Saved entries:
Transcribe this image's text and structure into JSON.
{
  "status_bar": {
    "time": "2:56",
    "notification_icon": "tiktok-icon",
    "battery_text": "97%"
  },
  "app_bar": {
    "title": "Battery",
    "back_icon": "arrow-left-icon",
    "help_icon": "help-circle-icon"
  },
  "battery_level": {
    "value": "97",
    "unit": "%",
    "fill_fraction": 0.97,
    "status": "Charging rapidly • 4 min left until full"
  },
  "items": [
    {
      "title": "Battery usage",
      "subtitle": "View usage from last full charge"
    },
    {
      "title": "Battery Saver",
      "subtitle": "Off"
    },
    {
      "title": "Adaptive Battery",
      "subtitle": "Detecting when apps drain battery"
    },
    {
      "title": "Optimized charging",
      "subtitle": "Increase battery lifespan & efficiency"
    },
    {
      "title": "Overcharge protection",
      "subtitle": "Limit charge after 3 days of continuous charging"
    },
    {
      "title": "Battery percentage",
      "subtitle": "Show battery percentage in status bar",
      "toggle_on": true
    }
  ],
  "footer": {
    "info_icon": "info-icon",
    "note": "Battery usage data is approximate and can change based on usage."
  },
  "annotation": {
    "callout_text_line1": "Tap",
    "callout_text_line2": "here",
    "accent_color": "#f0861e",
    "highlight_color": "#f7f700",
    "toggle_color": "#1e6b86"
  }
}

▸ **WRITTEN REQUEST**: Give only the number of lines in the material above that include the word "percentage".

▸ **RESULT OF THIS EXERCISE**: 2